Job: Give back the full listing verbatim, apart from its images.

========================

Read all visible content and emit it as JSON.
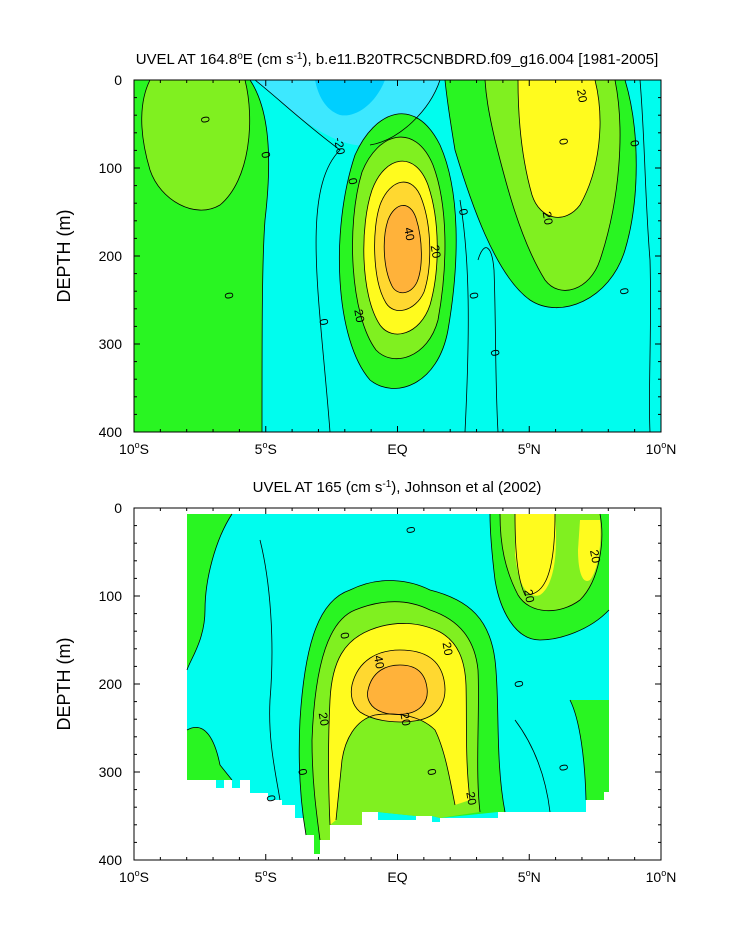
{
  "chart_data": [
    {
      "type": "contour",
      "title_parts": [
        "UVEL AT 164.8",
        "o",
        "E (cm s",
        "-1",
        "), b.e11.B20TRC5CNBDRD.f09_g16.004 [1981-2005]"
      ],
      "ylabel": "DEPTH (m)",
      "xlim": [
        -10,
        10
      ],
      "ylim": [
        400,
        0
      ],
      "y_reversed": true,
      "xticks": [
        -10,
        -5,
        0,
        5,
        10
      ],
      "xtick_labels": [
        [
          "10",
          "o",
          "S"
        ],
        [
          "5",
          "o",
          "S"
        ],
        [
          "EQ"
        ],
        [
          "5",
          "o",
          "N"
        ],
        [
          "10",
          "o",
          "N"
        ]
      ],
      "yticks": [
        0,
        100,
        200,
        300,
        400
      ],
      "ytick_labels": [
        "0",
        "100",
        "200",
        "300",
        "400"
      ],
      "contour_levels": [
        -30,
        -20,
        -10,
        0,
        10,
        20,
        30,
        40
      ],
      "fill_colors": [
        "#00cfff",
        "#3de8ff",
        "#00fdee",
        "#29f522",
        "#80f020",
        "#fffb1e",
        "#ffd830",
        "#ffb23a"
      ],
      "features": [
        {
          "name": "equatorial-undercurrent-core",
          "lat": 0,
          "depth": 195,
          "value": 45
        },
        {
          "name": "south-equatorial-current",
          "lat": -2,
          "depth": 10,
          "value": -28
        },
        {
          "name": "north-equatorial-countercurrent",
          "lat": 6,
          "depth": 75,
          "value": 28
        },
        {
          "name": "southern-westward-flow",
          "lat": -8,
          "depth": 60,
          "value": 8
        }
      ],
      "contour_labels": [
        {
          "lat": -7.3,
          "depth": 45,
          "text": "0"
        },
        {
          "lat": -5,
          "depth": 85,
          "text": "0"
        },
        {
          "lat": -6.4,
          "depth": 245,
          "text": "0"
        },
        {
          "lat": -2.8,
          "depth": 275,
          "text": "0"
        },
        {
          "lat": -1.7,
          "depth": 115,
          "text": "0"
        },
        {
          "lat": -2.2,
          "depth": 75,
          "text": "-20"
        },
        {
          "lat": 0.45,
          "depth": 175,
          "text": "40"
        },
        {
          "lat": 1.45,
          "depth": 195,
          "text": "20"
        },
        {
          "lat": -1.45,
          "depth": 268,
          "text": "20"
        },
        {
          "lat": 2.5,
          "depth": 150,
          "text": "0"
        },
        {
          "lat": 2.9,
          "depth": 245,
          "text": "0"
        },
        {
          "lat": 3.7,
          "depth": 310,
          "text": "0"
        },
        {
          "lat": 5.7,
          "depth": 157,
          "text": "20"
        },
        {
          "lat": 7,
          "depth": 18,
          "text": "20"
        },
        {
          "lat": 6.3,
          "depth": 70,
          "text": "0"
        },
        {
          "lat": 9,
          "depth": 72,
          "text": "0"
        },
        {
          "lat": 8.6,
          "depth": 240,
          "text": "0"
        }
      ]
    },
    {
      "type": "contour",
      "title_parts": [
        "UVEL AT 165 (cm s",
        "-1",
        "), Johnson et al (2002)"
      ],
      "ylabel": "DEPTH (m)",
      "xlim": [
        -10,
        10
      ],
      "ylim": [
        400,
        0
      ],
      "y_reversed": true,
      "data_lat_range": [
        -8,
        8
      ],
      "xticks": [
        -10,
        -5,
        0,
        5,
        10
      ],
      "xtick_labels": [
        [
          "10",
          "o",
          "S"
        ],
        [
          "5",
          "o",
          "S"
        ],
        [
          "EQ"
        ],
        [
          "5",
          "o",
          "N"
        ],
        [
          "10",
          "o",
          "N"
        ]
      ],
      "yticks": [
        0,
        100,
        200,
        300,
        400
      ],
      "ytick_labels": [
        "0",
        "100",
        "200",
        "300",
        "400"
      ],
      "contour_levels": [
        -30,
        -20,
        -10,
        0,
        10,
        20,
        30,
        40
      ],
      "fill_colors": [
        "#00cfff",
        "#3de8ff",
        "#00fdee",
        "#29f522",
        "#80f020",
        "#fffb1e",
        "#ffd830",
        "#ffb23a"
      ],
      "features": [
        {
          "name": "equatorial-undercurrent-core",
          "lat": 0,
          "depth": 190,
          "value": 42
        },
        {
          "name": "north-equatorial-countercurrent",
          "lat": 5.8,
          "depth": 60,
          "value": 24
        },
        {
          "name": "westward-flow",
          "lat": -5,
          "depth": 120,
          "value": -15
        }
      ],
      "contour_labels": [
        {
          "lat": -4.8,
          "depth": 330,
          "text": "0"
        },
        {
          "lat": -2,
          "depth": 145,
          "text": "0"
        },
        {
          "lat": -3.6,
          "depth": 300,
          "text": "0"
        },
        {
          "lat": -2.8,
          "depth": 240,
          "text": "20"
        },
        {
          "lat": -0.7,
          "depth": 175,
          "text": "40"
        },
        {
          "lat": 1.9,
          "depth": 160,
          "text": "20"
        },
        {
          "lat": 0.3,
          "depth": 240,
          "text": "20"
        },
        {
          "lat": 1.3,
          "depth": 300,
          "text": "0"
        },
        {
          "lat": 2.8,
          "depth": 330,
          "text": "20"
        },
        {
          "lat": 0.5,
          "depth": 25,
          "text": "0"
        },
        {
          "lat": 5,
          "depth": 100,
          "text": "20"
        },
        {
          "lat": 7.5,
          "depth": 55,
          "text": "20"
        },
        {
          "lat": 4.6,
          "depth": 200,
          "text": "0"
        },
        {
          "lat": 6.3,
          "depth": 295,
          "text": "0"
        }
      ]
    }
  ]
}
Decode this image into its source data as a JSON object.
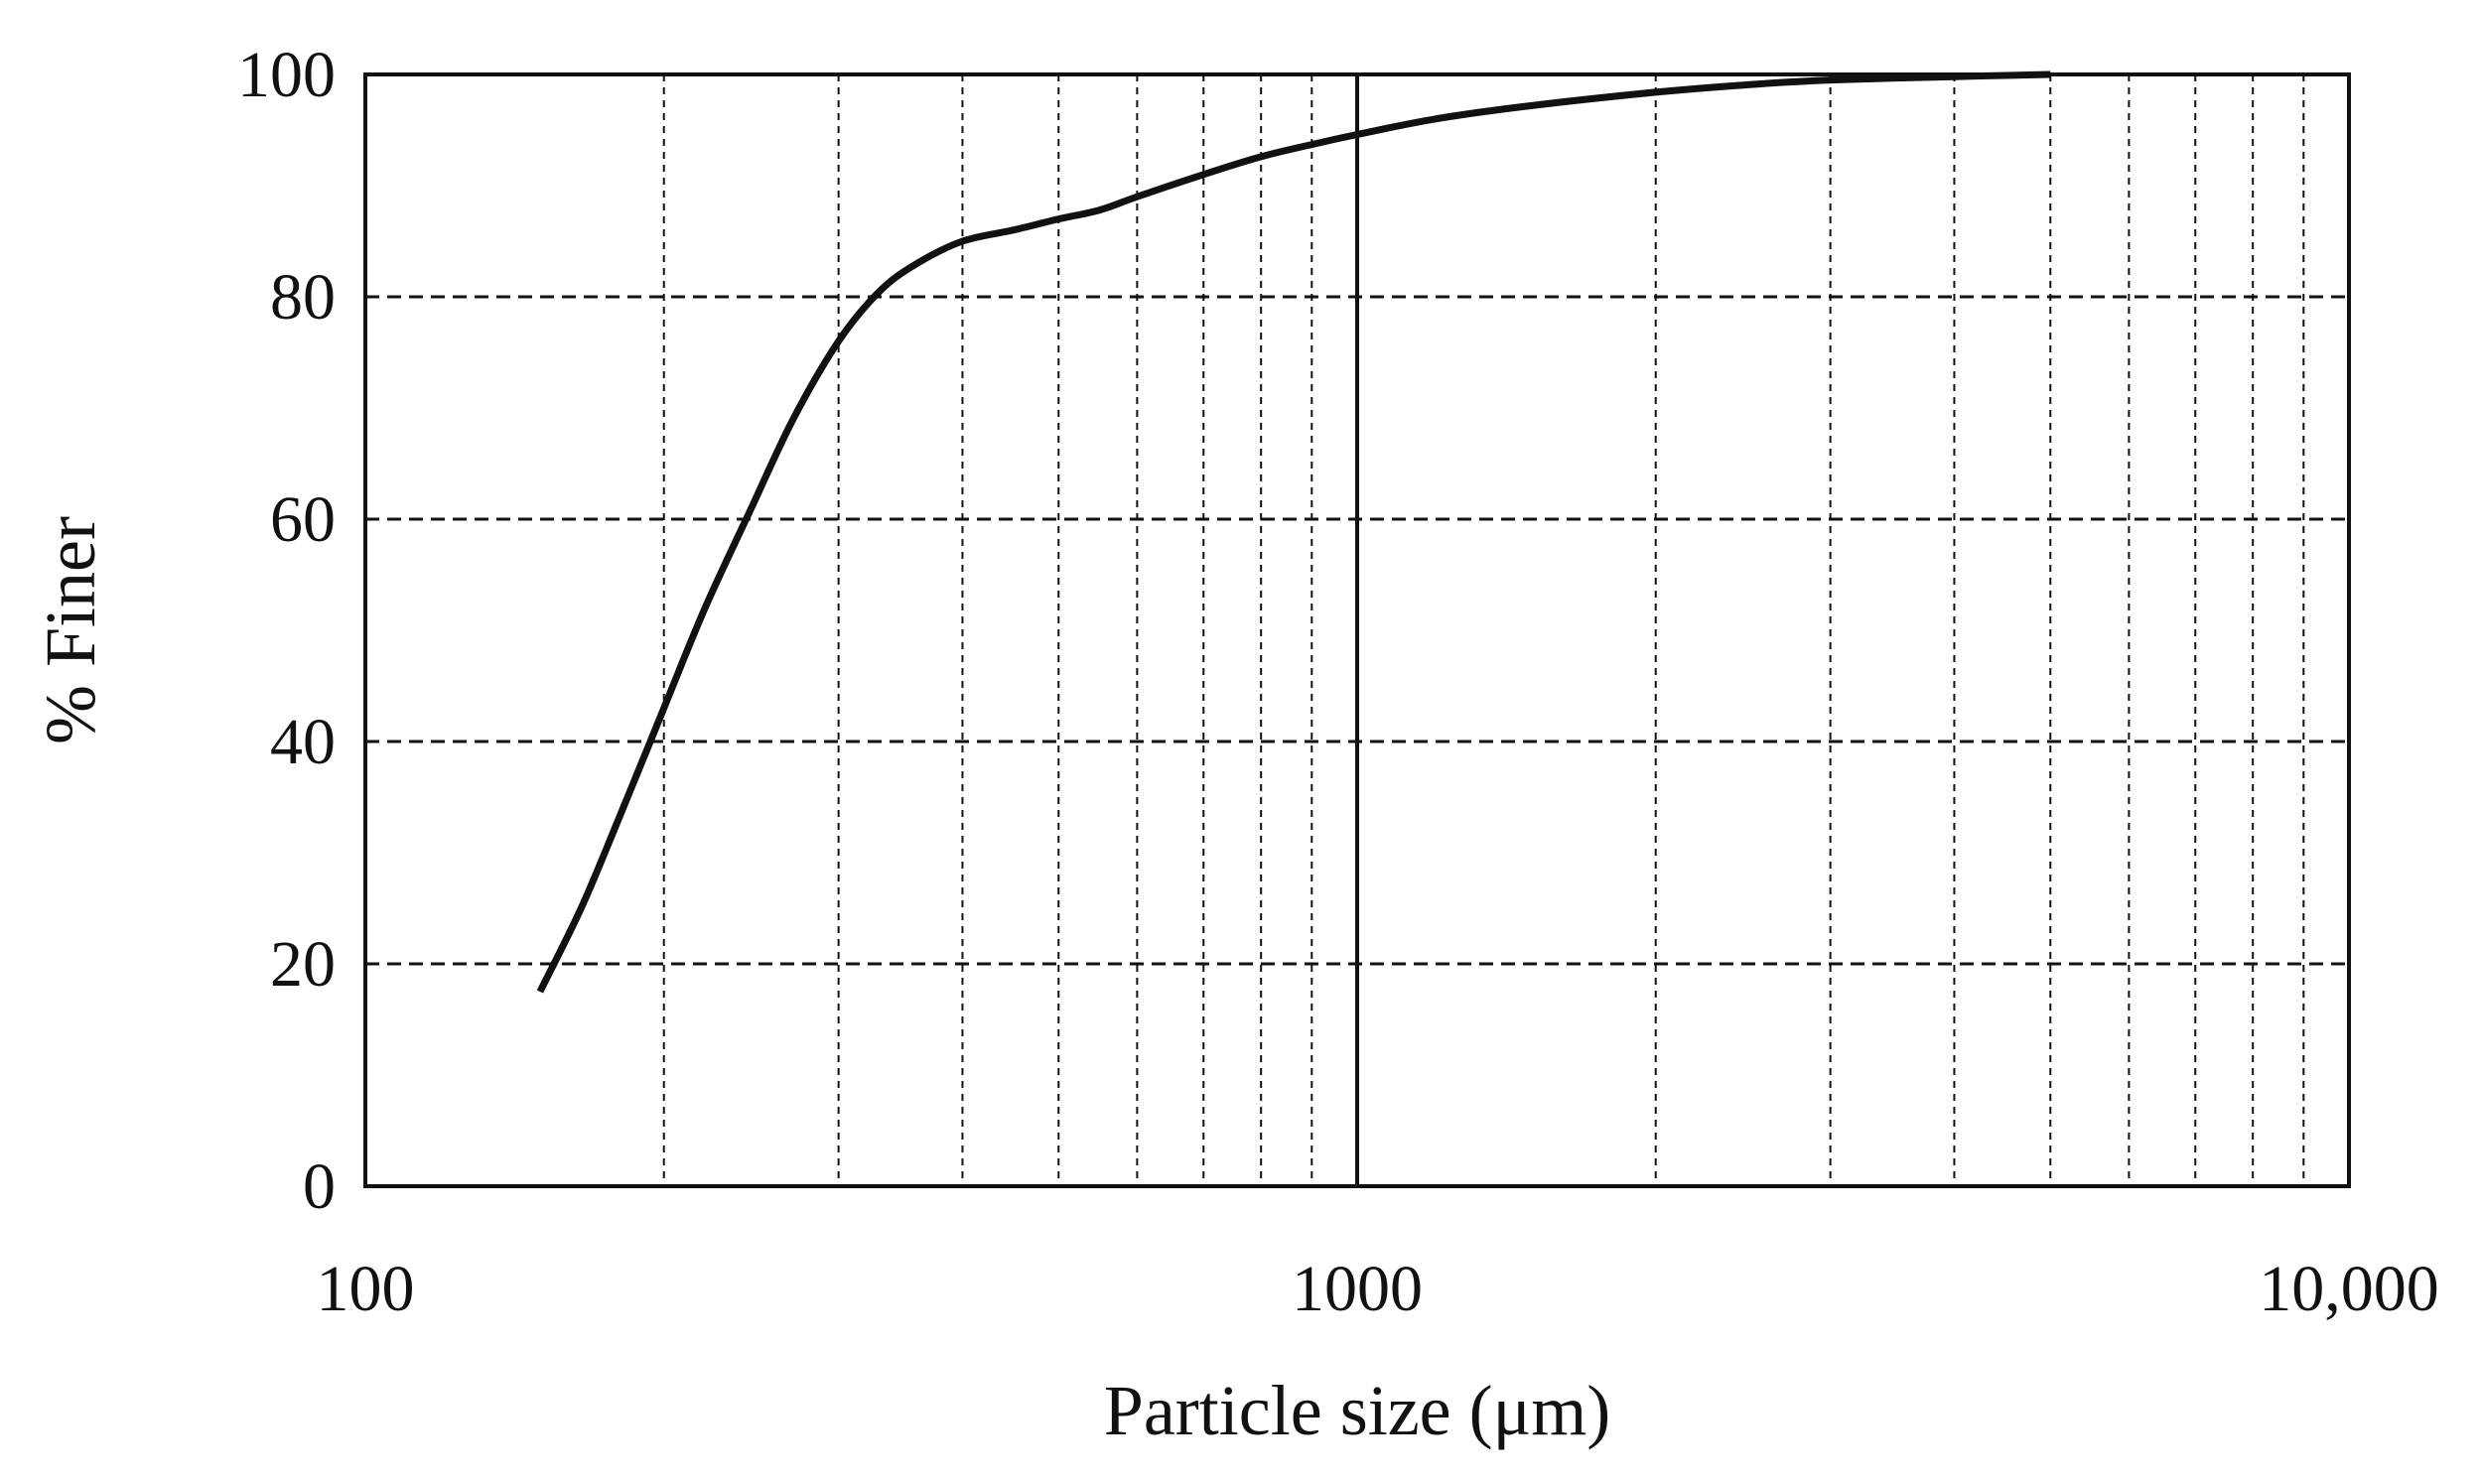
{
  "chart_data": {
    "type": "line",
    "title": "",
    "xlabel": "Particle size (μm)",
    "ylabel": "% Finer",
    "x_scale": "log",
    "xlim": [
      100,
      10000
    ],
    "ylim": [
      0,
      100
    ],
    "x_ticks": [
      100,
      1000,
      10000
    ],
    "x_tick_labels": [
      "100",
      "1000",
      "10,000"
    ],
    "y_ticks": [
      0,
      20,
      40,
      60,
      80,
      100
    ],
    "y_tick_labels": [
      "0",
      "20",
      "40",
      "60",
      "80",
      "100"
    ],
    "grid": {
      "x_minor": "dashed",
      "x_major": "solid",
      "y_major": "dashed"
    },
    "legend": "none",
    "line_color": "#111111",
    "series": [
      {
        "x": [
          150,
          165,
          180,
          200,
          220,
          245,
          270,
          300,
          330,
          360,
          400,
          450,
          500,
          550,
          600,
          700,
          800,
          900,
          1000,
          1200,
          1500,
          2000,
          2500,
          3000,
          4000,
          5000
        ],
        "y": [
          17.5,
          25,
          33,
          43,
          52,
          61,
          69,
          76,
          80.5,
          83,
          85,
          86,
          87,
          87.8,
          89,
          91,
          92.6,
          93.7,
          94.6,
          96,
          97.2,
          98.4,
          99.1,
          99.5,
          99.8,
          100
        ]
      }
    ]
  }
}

========================

Answer to the exercise:
Read all visible content and emit it as JSON.
{
  "chart_data": [
    {
      "type": "contour",
      "title_parts": [
        "UVEL AT 164.8",
        "o",
        "E (cm s",
        "-1",
        "), b.e11.B20TRC5CNBDRD.f09_g16.004 [1981-2005]"
      ],
      "ylabel": "DEPTH (m)",
      "xlim": [
        -10,
        10
      ],
      "ylim": [
        400,
        0
      ],
      "y_reversed": true,
      "xticks": [
        -10,
        -5,
        0,
        5,
        10
      ],
      "xtick_labels": [
        [
          "10",
          "o",
          "S"
        ],
        [
          "5",
          "o",
          "S"
        ],
        [
          "EQ"
        ],
        [
          "5",
          "o",
          "N"
        ],
        [
          "10",
          "o",
          "N"
        ]
      ],
      "yticks": [
        0,
        100,
        200,
        300,
        400
      ],
      "ytick_labels": [
        "0",
        "100",
        "200",
        "300",
        "400"
      ],
      "contour_levels": [
        -30,
        -20,
        -10,
        0,
        10,
        20,
        30,
        40
      ],
      "fill_colors": [
        "#00cfff",
        "#3de8ff",
        "#00fdee",
        "#29f522",
        "#80f020",
        "#fffb1e",
        "#ffd830",
        "#ffb23a"
      ],
      "features": [
        {
          "name": "equatorial-undercurrent-core",
          "lat": 0,
          "depth": 195,
          "value": 45
        },
        {
          "name": "south-equatorial-current",
          "lat": -2,
          "depth": 10,
          "value": -28
        },
        {
          "name": "north-equatorial-countercurrent",
          "lat": 6,
          "depth": 75,
          "value": 28
        },
        {
          "name": "southern-westward-flow",
          "lat": -8,
          "depth": 60,
          "value": 8
        }
      ],
      "contour_labels": [
        {
          "lat": -7.3,
          "depth": 45,
          "text": "0"
        },
        {
          "lat": -5,
          "depth": 85,
          "text": "0"
        },
        {
          "lat": -6.4,
          "depth": 245,
          "text": "0"
        },
        {
          "lat": -2.8,
          "depth": 275,
          "text": "0"
        },
        {
          "lat": -1.7,
          "depth": 115,
          "text": "0"
        },
        {
          "lat": -2.2,
          "depth": 75,
          "text": "-20"
        },
        {
          "lat": 0.45,
          "depth": 175,
          "text": "40"
        },
        {
          "lat": 1.45,
          "depth": 195,
          "text": "20"
        },
        {
          "lat": -1.45,
          "depth": 268,
          "text": "20"
        },
        {
          "lat": 2.5,
          "depth": 150,
          "text": "0"
        },
        {
          "lat": 2.9,
          "depth": 245,
          "text": "0"
        },
        {
          "lat": 3.7,
          "depth": 310,
          "text": "0"
        },
        {
          "lat": 5.7,
          "depth": 157,
          "text": "20"
        },
        {
          "lat": 7,
          "depth": 18,
          "text": "20"
        },
        {
          "lat": 6.3,
          "depth": 70,
          "text": "0"
        },
        {
          "lat": 9,
          "depth": 72,
          "text": "0"
        },
        {
          "lat": 8.6,
          "depth": 240,
          "text": "0"
        }
      ]
    },
    {
      "type": "contour",
      "title_parts": [
        "UVEL AT 165 (cm s",
        "-1",
        "), Johnson et al (2002)"
      ],
      "ylabel": "DEPTH (m)",
      "xlim": [
        -10,
        10
      ],
      "ylim": [
        400,
        0
      ],
      "y_reversed": true,
      "data_lat_range": [
        -8,
        8
      ],
      "xticks": [
        -10,
        -5,
        0,
        5,
        10
      ],
      "xtick_labels": [
        [
          "10",
          "o",
          "S"
        ],
        [
          "5",
          "o",
          "S"
        ],
        [
          "EQ"
        ],
        [
          "5",
          "o",
          "N"
        ],
        [
          "10",
          "o",
          "N"
        ]
      ],
      "yticks": [
        0,
        100,
        200,
        300,
        400
      ],
      "ytick_labels": [
        "0",
        "100",
        "200",
        "300",
        "400"
      ],
      "contour_levels": [
        -30,
        -20,
        -10,
        0,
        10,
        20,
        30,
        40
      ],
      "fill_colors": [
        "#00cfff",
        "#3de8ff",
        "#00fdee",
        "#29f522",
        "#80f020",
        "#fffb1e",
        "#ffd830",
        "#ffb23a"
      ],
      "features": [
        {
          "name": "equatorial-undercurrent-core",
          "lat": 0,
          "depth": 190,
          "value": 42
        },
        {
          "name": "north-equatorial-countercurrent",
          "lat": 5.8,
          "depth": 60,
          "value": 24
        },
        {
          "name": "westward-flow",
          "lat": -5,
          "depth": 120,
          "value": -15
        }
      ],
      "contour_labels": [
        {
          "lat": -4.8,
          "depth": 330,
          "text": "0"
        },
        {
          "lat": -2,
          "depth": 145,
          "text": "0"
        },
        {
          "lat": -3.6,
          "depth": 300,
          "text": "0"
        },
        {
          "lat": -2.8,
          "depth": 240,
          "text": "20"
        },
        {
          "lat": -0.7,
          "depth": 175,
          "text": "40"
        },
        {
          "lat": 1.9,
          "depth": 160,
          "text": "20"
        },
        {
          "lat": 0.3,
          "depth": 240,
          "text": "20"
        },
        {
          "lat": 1.3,
          "depth": 300,
          "text": "0"
        },
        {
          "lat": 2.8,
          "depth": 330,
          "text": "20"
        },
        {
          "lat": 0.5,
          "depth": 25,
          "text": "0"
        },
        {
          "lat": 5,
          "depth": 100,
          "text": "20"
        },
        {
          "lat": 7.5,
          "depth": 55,
          "text": "20"
        },
        {
          "lat": 4.6,
          "depth": 200,
          "text": "0"
        },
        {
          "lat": 6.3,
          "depth": 295,
          "text": "0"
        }
      ]
    }
  ]
}
Decode this image into its source data as a JSON object.
{
  "chart_data": {
    "type": "line",
    "title": "",
    "xlabel": "Particle size (μm)",
    "ylabel": "% Finer",
    "x_scale": "log",
    "xlim": [
      100,
      10000
    ],
    "ylim": [
      0,
      100
    ],
    "x_ticks": [
      100,
      1000,
      10000
    ],
    "x_tick_labels": [
      "100",
      "1000",
      "10,000"
    ],
    "y_ticks": [
      0,
      20,
      40,
      60,
      80,
      100
    ],
    "y_tick_labels": [
      "0",
      "20",
      "40",
      "60",
      "80",
      "100"
    ],
    "grid": {
      "x_minor": "dashed",
      "x_major": "solid",
      "y_major": "dashed"
    },
    "legend": "none",
    "line_color": "#111111",
    "series": [
      {
        "x": [
          150,
          165,
          180,
          200,
          220,
          245,
          270,
          300,
          330,
          360,
          400,
          450,
          500,
          550,
          600,
          700,
          800,
          900,
          1000,
          1200,
          1500,
          2000,
          2500,
          3000,
          4000,
          5000
        ],
        "y": [
          17.5,
          25,
          33,
          43,
          52,
          61,
          69,
          76,
          80.5,
          83,
          85,
          86,
          87,
          87.8,
          89,
          91,
          92.6,
          93.7,
          94.6,
          96,
          97.2,
          98.4,
          99.1,
          99.5,
          99.8,
          100
        ]
      }
    ]
  }
}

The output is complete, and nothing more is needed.